** start of Material **

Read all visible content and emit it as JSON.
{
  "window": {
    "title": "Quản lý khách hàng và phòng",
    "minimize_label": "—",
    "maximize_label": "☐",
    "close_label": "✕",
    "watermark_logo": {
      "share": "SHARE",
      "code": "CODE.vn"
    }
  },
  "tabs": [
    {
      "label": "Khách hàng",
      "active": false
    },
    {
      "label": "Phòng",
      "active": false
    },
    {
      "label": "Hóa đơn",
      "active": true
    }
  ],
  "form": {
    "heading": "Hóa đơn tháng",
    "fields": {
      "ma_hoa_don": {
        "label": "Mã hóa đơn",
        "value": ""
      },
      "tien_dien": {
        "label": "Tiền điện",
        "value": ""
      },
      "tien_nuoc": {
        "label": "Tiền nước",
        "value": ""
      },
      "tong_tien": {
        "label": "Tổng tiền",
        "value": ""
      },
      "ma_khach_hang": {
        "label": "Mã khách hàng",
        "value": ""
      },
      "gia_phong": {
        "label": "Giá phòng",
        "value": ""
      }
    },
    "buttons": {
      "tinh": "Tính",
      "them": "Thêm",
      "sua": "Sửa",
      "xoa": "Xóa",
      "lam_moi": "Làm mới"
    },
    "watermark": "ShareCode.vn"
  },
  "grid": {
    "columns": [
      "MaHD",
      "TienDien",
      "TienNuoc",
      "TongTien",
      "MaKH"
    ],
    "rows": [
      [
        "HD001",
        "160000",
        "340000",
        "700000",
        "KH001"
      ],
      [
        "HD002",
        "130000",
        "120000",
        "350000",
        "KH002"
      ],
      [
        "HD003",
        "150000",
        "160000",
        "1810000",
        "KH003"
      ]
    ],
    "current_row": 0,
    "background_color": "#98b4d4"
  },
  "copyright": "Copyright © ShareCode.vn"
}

** end of Material **

- **Exercise**: Every record shown above must be echoed exactly.

- **Answer below**:
Read all visible content and emit it as JSON.
{
  "window": {
    "title": "Quản lý khách hàng và phòng",
    "minimize_label": "—",
    "maximize_label": "☐",
    "close_label": "✕",
    "watermark_logo": {
      "share": "SHARE",
      "code": "CODE.vn"
    }
  },
  "tabs": [
    {
      "label": "Khách hàng",
      "active": false
    },
    {
      "label": "Phòng",
      "active": false
    },
    {
      "label": "Hóa đơn",
      "active": true
    }
  ],
  "form": {
    "heading": "Hóa đơn tháng",
    "fields": {
      "ma_hoa_don": {
        "label": "Mã hóa đơn",
        "value": ""
      },
      "tien_dien": {
        "label": "Tiền điện",
        "value": ""
      },
      "tien_nuoc": {
        "label": "Tiền nước",
        "value": ""
      },
      "tong_tien": {
        "label": "Tổng tiền",
        "value": ""
      },
      "ma_khach_hang": {
        "label": "Mã khách hàng",
        "value": ""
      },
      "gia_phong": {
        "label": "Giá phòng",
        "value": ""
      }
    },
    "buttons": {
      "tinh": "Tính",
      "them": "Thêm",
      "sua": "Sửa",
      "xoa": "Xóa",
      "lam_moi": "Làm mới"
    },
    "watermark": "ShareCode.vn"
  },
  "grid": {
    "columns": [
      "MaHD",
      "TienDien",
      "TienNuoc",
      "TongTien",
      "MaKH"
    ],
    "rows": [
      [
        "HD001",
        "160000",
        "340000",
        "700000",
        "KH001"
      ],
      [
        "HD002",
        "130000",
        "120000",
        "350000",
        "KH002"
      ],
      [
        "HD003",
        "150000",
        "160000",
        "1810000",
        "KH003"
      ]
    ],
    "current_row": 0,
    "background_color": "#98b4d4"
  },
  "copyright": "Copyright © ShareCode.vn"
}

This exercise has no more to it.